• **JOBS**:
**1)** From the thread on whether the means justify the ends, quote the passage starting with "Not intentionally, I" and going on through "clarified that well...".
**2)** Name every heinous act that the first post of the thread on whether the means justify the ends says is based on this principle.
# GIVEN TEXT start
The most evil principle because when demonstrated it can be used to justify the suspension of morality to commit the most heinous acts, terrorism, genocide, eugenics, all of these are based on this principle or some modification of it.
Depends on the person really. If you have a moral code of principles you strongly believe in then it doesn't. But if you don't, then yes it does.
Reply 3
Do the means justify the ends? No. Even if you kill someone 'humanely', you're still violating their preference to live. Means and motives are somewhat irrelevant - consequences are largely what matter.

This is why the reverse of the question, 'do the ends justify the means?' is true for me. If I had to murder one person to save one million, I would. The ends would be that 999,999 net people live, which justifies the means - the use of violence and the act of murder.
Reply 4
While the reverse of this statement is questionable, the means definitely do not justify the ends.
Reply 5
Original post by viddy9
Do the means justify the ends? No. Even if you kill someone 'humanely', you're still violating their preference to live. Means and motives are somewhat irrelevant - consequences are largely what matter.

This is why the reverse of the question, 'do the ends justify the means?' is true for me. If I had to murder one person to save one million, I would. The ends would be that 999,999 net people live, which justifies the means - the use of violence and the act of murder.


I wouldn't. You can't quantify life like that.
Reply 6
Yes, I will have to agree with Bentham. But I guess it subjective I terms of what moral obligations are involved as well as how ethic the means are. But in majority of cases I will utilise utilitarianism.
Reply 7
Original post by DErasmus
I wouldn't. You can't quantify life like that.


You wouldn't kill even one person to save 1 million, 1 billion, the entire planet Earth? An interesting view - you're probably in the minority there, although I am in the minority when I apply such utilitarian calculations to a situation in which one person would have to be killed to save five people. Your view is probably the most consistent non-utilitarian one, as opposed to believing that it is justifiable to kill one person to save many at an arbitrary point when the 'many' really becomes 'too many', but not below this point.

Are you a follower of Kant?
(edited 9 years ago)
Reply 8
Original post by viddy9
You wouldn't kill even one person to save 1 million, 1 billion, the entire planet Earth? An interesting view - you're probably in the minority there, although I am in the minority when I apply such utilitarian calculations to a situation in which one person would have to be killed to save five people. Your view is probably the most consistent non-utilitarian one, as opposed to believing that it is justifiable to kill one person to save many at an arbitrary point when the 'many' really becomes 'too many', but not below this point.

Are you a follower of Kant?


Not intentionally, I don't believe in the categorical imperative although I think duty is important. Really I think it's a question of the value of human life, to quantify human life like that I think it negates what it means to be human, the question of how many people does not come into it for me because whether or not we talk about 1 or 50000 people each and everyone of them will suffer individually, to say for example that killing 50 people would cause more suffering than 1 I think misses the point that 1 person has to suffer at the expense of 50 people who would have all felt what that 1 person would have felt.

I might not have clarified that well...
# GIVEN TEXT end
# SOURCE MATERIAL start
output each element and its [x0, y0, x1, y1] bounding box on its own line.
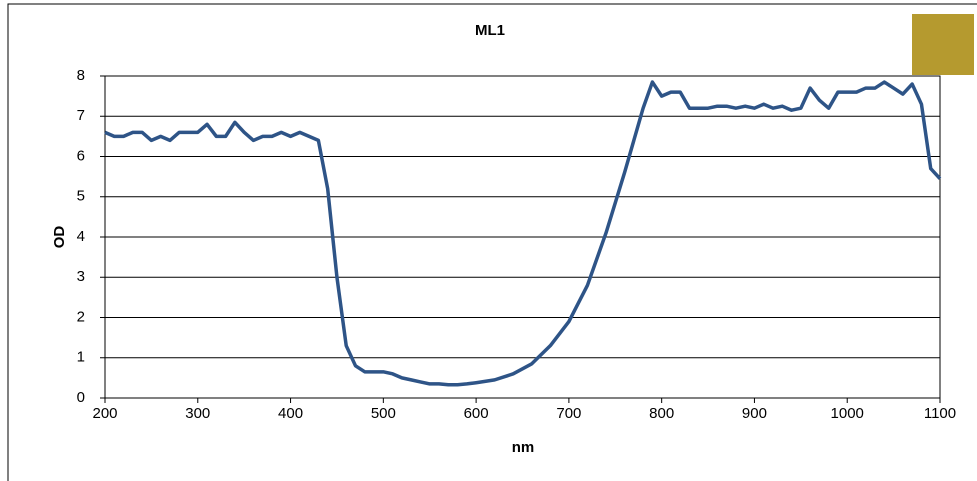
# SOURCE MATERIAL end
• **THE RESULTS**:
**1)**
Not intentionally, I don't believe in the categorical imperative although I think duty is important. Really I think it's a question of the value of human life, to quantify human life like that I think it negates what it means to be human, the question of how many people does not come into it for me because whether or not we talk about 1 or 50000 people each and everyone of them will suffer individually, to say for example that killing 50 people would cause more suffering than 1 I think misses the point that 1 person has to suffer at the expense of 50 people who would have all felt what that 1 person would have felt.

I might not have clarified that well...

**2)** Terrorism, genocide, eugenics